(begin)
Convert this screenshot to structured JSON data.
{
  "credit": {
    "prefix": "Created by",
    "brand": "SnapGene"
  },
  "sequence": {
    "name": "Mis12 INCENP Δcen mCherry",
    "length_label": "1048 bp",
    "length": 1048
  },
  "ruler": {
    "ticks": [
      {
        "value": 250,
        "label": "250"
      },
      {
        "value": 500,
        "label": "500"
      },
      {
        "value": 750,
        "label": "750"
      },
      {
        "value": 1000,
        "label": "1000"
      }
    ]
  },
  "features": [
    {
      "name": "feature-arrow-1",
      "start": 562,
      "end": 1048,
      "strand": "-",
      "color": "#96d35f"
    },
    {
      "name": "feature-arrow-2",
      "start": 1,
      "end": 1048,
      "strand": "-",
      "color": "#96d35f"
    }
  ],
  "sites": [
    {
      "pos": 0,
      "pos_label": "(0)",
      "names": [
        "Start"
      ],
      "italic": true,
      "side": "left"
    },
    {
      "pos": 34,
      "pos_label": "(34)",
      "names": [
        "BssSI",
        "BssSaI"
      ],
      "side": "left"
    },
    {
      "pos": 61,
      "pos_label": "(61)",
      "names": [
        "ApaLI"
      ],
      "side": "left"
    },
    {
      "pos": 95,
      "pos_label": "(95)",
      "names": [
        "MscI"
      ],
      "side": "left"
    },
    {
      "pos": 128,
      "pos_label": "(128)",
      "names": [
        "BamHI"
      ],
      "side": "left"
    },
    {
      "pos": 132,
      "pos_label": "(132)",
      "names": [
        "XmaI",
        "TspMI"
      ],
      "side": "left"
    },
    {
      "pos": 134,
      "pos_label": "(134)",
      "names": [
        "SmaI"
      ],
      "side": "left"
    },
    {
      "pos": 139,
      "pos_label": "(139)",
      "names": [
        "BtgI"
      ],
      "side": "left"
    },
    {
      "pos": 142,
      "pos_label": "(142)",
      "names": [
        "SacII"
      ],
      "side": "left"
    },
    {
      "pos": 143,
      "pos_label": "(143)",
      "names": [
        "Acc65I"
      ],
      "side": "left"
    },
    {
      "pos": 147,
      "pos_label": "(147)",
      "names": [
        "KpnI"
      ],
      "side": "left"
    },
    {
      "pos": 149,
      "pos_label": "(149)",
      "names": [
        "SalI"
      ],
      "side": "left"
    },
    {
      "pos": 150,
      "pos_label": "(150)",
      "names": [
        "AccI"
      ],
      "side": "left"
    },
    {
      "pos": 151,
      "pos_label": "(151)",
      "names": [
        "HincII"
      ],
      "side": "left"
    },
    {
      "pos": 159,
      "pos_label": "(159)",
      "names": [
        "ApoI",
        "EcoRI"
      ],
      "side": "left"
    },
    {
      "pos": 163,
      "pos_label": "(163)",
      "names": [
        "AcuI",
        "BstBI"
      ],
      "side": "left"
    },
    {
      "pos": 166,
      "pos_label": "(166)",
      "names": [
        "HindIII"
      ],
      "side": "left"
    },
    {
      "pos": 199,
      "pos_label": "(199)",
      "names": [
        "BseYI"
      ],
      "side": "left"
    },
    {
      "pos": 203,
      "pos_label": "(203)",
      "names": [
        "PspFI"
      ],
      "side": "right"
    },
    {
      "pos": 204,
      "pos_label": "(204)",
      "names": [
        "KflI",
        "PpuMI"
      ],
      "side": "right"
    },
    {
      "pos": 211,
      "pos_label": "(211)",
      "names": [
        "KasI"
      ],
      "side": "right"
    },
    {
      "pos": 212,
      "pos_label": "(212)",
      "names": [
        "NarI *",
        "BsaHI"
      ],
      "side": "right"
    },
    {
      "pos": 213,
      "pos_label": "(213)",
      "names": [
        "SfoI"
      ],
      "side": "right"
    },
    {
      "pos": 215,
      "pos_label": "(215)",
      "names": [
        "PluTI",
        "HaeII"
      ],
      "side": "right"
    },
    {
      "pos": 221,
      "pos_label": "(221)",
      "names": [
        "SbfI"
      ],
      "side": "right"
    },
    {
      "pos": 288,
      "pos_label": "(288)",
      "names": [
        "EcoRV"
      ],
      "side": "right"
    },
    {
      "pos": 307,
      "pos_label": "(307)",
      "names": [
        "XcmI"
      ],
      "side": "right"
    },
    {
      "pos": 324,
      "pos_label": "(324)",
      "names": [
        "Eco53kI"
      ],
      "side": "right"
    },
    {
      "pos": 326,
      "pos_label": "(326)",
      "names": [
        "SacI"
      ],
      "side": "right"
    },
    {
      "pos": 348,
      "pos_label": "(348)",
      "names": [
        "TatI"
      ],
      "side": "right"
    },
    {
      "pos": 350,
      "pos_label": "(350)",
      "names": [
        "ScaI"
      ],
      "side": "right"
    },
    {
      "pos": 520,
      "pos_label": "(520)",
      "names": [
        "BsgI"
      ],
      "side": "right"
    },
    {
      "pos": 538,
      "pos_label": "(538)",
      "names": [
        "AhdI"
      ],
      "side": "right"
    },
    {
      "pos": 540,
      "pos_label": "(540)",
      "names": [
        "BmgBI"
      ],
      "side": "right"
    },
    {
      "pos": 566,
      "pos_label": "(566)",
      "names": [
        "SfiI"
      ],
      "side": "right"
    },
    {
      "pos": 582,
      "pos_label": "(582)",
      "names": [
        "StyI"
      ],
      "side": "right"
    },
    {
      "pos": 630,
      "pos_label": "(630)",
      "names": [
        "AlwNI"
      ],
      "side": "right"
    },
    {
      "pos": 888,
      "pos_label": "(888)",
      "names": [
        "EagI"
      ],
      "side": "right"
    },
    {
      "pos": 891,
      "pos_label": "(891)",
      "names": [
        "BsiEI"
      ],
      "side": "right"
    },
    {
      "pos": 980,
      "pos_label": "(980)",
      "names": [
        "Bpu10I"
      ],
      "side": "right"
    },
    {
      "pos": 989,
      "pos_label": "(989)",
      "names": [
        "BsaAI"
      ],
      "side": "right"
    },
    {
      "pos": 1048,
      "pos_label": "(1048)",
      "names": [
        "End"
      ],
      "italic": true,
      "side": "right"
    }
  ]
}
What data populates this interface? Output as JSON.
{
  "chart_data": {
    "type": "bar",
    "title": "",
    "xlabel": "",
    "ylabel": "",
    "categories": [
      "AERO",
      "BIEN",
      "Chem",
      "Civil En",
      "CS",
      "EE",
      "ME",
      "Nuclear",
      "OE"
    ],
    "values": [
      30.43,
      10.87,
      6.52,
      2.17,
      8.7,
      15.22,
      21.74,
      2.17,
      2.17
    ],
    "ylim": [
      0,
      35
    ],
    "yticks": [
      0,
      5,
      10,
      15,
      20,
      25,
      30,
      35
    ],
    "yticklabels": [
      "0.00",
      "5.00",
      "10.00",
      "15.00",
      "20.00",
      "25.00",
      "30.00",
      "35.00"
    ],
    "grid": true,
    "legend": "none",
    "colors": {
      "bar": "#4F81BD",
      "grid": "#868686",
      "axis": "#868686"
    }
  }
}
(end)
▶ WHAT IS NEEDED: Repeat the material above in full, keeping every word.

▶ SOLUTION TO THIS TASK:
Convert this screenshot to structured JSON data.
{
  "credit": {
    "prefix": "Created by",
    "brand": "SnapGene"
  },
  "sequence": {
    "name": "Mis12 INCENP Δcen mCherry",
    "length_label": "1048 bp",
    "length": 1048
  },
  "ruler": {
    "ticks": [
      {
        "value": 250,
        "label": "250"
      },
      {
        "value": 500,
        "label": "500"
      },
      {
        "value": 750,
        "label": "750"
      },
      {
        "value": 1000,
        "label": "1000"
      }
    ]
  },
  "features": [
    {
      "name": "feature-arrow-1",
      "start": 562,
      "end": 1048,
      "strand": "-",
      "color": "#96d35f"
    },
    {
      "name": "feature-arrow-2",
      "start": 1,
      "end": 1048,
      "strand": "-",
      "color": "#96d35f"
    }
  ],
  "sites": [
    {
      "pos": 0,
      "pos_label": "(0)",
      "names": [
        "Start"
      ],
      "italic": true,
      "side": "left"
    },
    {
      "pos": 34,
      "pos_label": "(34)",
      "names": [
        "BssSI",
        "BssSaI"
      ],
      "side": "left"
    },
    {
      "pos": 61,
      "pos_label": "(61)",
      "names": [
        "ApaLI"
      ],
      "side": "left"
    },
    {
      "pos": 95,
      "pos_label": "(95)",
      "names": [
        "MscI"
      ],
      "side": "left"
    },
    {
      "pos": 128,
      "pos_label": "(128)",
      "names": [
        "BamHI"
      ],
      "side": "left"
    },
    {
      "pos": 132,
      "pos_label": "(132)",
      "names": [
        "XmaI",
        "TspMI"
      ],
      "side": "left"
    },
    {
      "pos": 134,
      "pos_label": "(134)",
      "names": [
        "SmaI"
      ],
      "side": "left"
    },
    {
      "pos": 139,
      "pos_label": "(139)",
      "names": [
        "BtgI"
      ],
      "side": "left"
    },
    {
      "pos": 142,
      "pos_label": "(142)",
      "names": [
        "SacII"
      ],
      "side": "left"
    },
    {
      "pos": 143,
      "pos_label": "(143)",
      "names": [
        "Acc65I"
      ],
      "side": "left"
    },
    {
      "pos": 147,
      "pos_label": "(147)",
      "names": [
        "KpnI"
      ],
      "side": "left"
    },
    {
      "pos": 149,
      "pos_label": "(149)",
      "names": [
        "SalI"
      ],
      "side": "left"
    },
    {
      "pos": 150,
      "pos_label": "(150)",
      "names": [
        "AccI"
      ],
      "side": "left"
    },
    {
      "pos": 151,
      "pos_label": "(151)",
      "names": [
        "HincII"
      ],
      "side": "left"
    },
    {
      "pos": 159,
      "pos_label": "(159)",
      "names": [
        "ApoI",
        "EcoRI"
      ],
      "side": "left"
    },
    {
      "pos": 163,
      "pos_label": "(163)",
      "names": [
        "AcuI",
        "BstBI"
      ],
      "side": "left"
    },
    {
      "pos": 166,
      "pos_label": "(166)",
      "names": [
        "HindIII"
      ],
      "side": "left"
    },
    {
      "pos": 199,
      "pos_label": "(199)",
      "names": [
        "BseYI"
      ],
      "side": "left"
    },
    {
      "pos": 203,
      "pos_label": "(203)",
      "names": [
        "PspFI"
      ],
      "side": "right"
    },
    {
      "pos": 204,
      "pos_label": "(204)",
      "names": [
        "KflI",
        "PpuMI"
      ],
      "side": "right"
    },
    {
      "pos": 211,
      "pos_label": "(211)",
      "names": [
        "KasI"
      ],
      "side": "right"
    },
    {
      "pos": 212,
      "pos_label": "(212)",
      "names": [
        "NarI *",
        "BsaHI"
      ],
      "side": "right"
    },
    {
      "pos": 213,
      "pos_label": "(213)",
      "names": [
        "SfoI"
      ],
      "side": "right"
    },
    {
      "pos": 215,
      "pos_label": "(215)",
      "names": [
        "PluTI",
        "HaeII"
      ],
      "side": "right"
    },
    {
      "pos": 221,
      "pos_label": "(221)",
      "names": [
        "SbfI"
      ],
      "side": "right"
    },
    {
      "pos": 288,
      "pos_label": "(288)",
      "names": [
        "EcoRV"
      ],
      "side": "right"
    },
    {
      "pos": 307,
      "pos_label": "(307)",
      "names": [
        "XcmI"
      ],
      "side": "right"
    },
    {
      "pos": 324,
      "pos_label": "(324)",
      "names": [
        "Eco53kI"
      ],
      "side": "right"
    },
    {
      "pos": 326,
      "pos_label": "(326)",
      "names": [
        "SacI"
      ],
      "side": "right"
    },
    {
      "pos": 348,
      "pos_label": "(348)",
      "names": [
        "TatI"
      ],
      "side": "right"
    },
    {
      "pos": 350,
      "pos_label": "(350)",
      "names": [
        "ScaI"
      ],
      "side": "right"
    },
    {
      "pos": 520,
      "pos_label": "(520)",
      "names": [
        "BsgI"
      ],
      "side": "right"
    },
    {
      "pos": 538,
      "pos_label": "(538)",
      "names": [
        "AhdI"
      ],
      "side": "right"
    },
    {
      "pos": 540,
      "pos_label": "(540)",
      "names": [
        "BmgBI"
      ],
      "side": "right"
    },
    {
      "pos": 566,
      "pos_label": "(566)",
      "names": [
        "SfiI"
      ],
      "side": "right"
    },
    {
      "pos": 582,
      "pos_label": "(582)",
      "names": [
        "StyI"
      ],
      "side": "right"
    },
    {
      "pos": 630,
      "pos_label": "(630)",
      "names": [
        "AlwNI"
      ],
      "side": "right"
    },
    {
      "pos": 888,
      "pos_label": "(888)",
      "names": [
        "EagI"
      ],
      "side": "right"
    },
    {
      "pos": 891,
      "pos_label": "(891)",
      "names": [
        "BsiEI"
      ],
      "side": "right"
    },
    {
      "pos": 980,
      "pos_label": "(980)",
      "names": [
        "Bpu10I"
      ],
      "side": "right"
    },
    {
      "pos": 989,
      "pos_label": "(989)",
      "names": [
        "BsaAI"
      ],
      "side": "right"
    },
    {
      "pos": 1048,
      "pos_label": "(1048)",
      "names": [
        "End"
      ],
      "italic": true,
      "side": "right"
    }
  ]
}
What data populates this interface? Output as JSON.
{
  "chart_data": {
    "type": "bar",
    "title": "",
    "xlabel": "",
    "ylabel": "",
    "categories": [
      "AERO",
      "BIEN",
      "Chem",
      "Civil En",
      "CS",
      "EE",
      "ME",
      "Nuclear",
      "OE"
    ],
    "values": [
      30.43,
      10.87,
      6.52,
      2.17,
      8.7,
      15.22,
      21.74,
      2.17,
      2.17
    ],
    "ylim": [
      0,
      35
    ],
    "yticks": [
      0,
      5,
      10,
      15,
      20,
      25,
      30,
      35
    ],
    "yticklabels": [
      "0.00",
      "5.00",
      "10.00",
      "15.00",
      "20.00",
      "25.00",
      "30.00",
      "35.00"
    ],
    "grid": true,
    "legend": "none",
    "colors": {
      "bar": "#4F81BD",
      "grid": "#868686",
      "axis": "#868686"
    }
  }
}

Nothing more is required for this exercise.